Written problem
Scan the listing below and copy every line holding "this".

Exercise material
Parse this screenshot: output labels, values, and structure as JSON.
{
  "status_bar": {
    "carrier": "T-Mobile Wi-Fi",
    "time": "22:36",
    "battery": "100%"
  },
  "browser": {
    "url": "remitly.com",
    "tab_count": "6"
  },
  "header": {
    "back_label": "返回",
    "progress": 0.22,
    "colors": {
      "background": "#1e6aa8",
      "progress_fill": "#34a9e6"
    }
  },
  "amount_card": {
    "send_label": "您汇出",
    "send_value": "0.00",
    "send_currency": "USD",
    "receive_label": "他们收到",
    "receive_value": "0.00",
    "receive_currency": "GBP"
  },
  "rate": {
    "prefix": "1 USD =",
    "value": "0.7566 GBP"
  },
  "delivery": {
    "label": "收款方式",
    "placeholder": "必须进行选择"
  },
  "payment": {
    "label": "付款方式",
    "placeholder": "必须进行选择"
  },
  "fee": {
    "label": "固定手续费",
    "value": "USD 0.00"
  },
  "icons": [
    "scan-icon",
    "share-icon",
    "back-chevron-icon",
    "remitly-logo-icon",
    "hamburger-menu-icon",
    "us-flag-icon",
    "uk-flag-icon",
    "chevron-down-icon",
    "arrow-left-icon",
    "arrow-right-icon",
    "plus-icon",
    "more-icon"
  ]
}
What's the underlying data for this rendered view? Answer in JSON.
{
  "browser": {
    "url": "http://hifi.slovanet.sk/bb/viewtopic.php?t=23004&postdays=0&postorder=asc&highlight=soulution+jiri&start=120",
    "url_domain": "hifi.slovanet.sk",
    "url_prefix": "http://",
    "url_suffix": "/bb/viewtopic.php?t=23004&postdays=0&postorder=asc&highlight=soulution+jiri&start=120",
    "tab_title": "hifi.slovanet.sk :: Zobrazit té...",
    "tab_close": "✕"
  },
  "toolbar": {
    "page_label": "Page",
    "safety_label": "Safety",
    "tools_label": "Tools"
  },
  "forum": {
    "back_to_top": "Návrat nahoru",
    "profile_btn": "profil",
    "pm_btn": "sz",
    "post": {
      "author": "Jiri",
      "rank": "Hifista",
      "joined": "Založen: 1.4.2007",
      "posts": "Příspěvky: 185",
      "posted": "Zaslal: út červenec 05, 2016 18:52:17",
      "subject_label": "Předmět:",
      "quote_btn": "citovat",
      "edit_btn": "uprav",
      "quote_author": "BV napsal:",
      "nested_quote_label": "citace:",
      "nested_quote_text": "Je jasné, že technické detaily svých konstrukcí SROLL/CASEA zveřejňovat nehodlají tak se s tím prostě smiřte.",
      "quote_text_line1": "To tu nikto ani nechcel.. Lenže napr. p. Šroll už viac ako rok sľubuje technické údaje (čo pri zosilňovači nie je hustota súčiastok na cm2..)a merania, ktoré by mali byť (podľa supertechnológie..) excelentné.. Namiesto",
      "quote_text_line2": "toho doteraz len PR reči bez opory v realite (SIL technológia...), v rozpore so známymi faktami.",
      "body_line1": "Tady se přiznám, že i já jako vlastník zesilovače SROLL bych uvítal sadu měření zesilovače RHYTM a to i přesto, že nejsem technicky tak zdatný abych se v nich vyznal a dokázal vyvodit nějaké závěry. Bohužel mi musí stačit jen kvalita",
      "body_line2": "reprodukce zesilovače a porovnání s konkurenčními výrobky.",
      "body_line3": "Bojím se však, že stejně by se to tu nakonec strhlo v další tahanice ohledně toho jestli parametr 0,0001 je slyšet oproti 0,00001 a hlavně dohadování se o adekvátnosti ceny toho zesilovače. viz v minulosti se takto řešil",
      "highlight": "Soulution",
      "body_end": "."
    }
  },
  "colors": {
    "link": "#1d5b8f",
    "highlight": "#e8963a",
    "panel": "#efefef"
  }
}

Answer to the exercise
Parse this screenshot: output labels, values, and structure as JSON.
What's the underlying data for this rendered view? Answer in JSON.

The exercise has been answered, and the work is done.